**Exercise task**
Copy the listing below line for line, changing nothing.

(begin)

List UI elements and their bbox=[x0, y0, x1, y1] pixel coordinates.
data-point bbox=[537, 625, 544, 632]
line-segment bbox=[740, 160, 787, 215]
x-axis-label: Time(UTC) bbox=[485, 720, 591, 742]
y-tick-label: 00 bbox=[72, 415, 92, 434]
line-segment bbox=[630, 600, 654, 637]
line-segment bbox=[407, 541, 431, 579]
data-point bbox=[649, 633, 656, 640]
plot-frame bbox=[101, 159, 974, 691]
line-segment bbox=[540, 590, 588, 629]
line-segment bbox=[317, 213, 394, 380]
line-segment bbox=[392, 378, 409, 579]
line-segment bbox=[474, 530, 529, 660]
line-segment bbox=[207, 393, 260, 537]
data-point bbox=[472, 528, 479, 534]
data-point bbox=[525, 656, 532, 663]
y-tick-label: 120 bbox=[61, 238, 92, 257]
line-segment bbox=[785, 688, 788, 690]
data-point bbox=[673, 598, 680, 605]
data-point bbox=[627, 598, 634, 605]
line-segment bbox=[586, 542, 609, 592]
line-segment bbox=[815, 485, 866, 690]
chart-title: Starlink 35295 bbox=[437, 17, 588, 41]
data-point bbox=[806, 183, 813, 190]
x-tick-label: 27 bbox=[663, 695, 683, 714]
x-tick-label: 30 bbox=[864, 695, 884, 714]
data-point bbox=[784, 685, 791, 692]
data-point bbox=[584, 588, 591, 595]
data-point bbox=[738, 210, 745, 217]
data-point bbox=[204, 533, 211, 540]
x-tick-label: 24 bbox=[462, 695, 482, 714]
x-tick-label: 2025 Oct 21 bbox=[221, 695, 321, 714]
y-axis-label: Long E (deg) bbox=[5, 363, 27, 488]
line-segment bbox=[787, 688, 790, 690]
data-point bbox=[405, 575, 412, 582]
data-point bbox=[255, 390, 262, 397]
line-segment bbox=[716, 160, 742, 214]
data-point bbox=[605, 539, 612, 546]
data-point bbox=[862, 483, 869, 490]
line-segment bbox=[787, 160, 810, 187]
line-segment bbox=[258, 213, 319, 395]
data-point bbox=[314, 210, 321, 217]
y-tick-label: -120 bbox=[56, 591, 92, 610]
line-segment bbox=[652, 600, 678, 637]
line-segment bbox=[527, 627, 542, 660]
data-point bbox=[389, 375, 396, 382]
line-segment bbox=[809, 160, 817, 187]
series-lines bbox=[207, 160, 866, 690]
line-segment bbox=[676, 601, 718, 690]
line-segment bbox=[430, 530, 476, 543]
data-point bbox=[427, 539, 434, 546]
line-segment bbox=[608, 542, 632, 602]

(end)

**Output**
List UI elements and their bbox=[x0, y0, x1, y1] pixel coordinates.
data-point bbox=[537, 625, 544, 632]
line-segment bbox=[740, 160, 787, 215]
x-axis-label: Time(UTC) bbox=[485, 720, 591, 742]
y-tick-label: 00 bbox=[72, 415, 92, 434]
line-segment bbox=[630, 600, 654, 637]
line-segment bbox=[407, 541, 431, 579]
data-point bbox=[649, 633, 656, 640]
plot-frame bbox=[101, 159, 974, 691]
line-segment bbox=[540, 590, 588, 629]
line-segment bbox=[317, 213, 394, 380]
line-segment bbox=[392, 378, 409, 579]
line-segment bbox=[474, 530, 529, 660]
line-segment bbox=[207, 393, 260, 537]
data-point bbox=[472, 528, 479, 534]
data-point bbox=[525, 656, 532, 663]
y-tick-label: 120 bbox=[61, 238, 92, 257]
line-segment bbox=[785, 688, 788, 690]
data-point bbox=[673, 598, 680, 605]
data-point bbox=[627, 598, 634, 605]
line-segment bbox=[586, 542, 609, 592]
line-segment bbox=[815, 485, 866, 690]
chart-title: Starlink 35295 bbox=[437, 17, 588, 41]
data-point bbox=[806, 183, 813, 190]
x-tick-label: 27 bbox=[663, 695, 683, 714]
x-tick-label: 30 bbox=[864, 695, 884, 714]
data-point bbox=[784, 685, 791, 692]
data-point bbox=[584, 588, 591, 595]
data-point bbox=[738, 210, 745, 217]
data-point bbox=[204, 533, 211, 540]
x-tick-label: 24 bbox=[462, 695, 482, 714]
x-tick-label: 2025 Oct 21 bbox=[221, 695, 321, 714]
y-axis-label: Long E (deg) bbox=[5, 363, 27, 488]
line-segment bbox=[787, 688, 790, 690]
data-point bbox=[405, 575, 412, 582]
data-point bbox=[255, 390, 262, 397]
line-segment bbox=[716, 160, 742, 214]
data-point bbox=[605, 539, 612, 546]
data-point bbox=[862, 483, 869, 490]
line-segment bbox=[787, 160, 810, 187]
line-segment bbox=[258, 213, 319, 395]
data-point bbox=[314, 210, 321, 217]
y-tick-label: -120 bbox=[56, 591, 92, 610]
line-segment bbox=[652, 600, 678, 637]
line-segment bbox=[527, 627, 542, 660]
data-point bbox=[389, 375, 396, 382]
line-segment bbox=[809, 160, 817, 187]
series-lines bbox=[207, 160, 866, 690]
line-segment bbox=[676, 601, 718, 690]
line-segment bbox=[430, 530, 476, 543]
data-point bbox=[427, 539, 434, 546]
line-segment bbox=[608, 542, 632, 602]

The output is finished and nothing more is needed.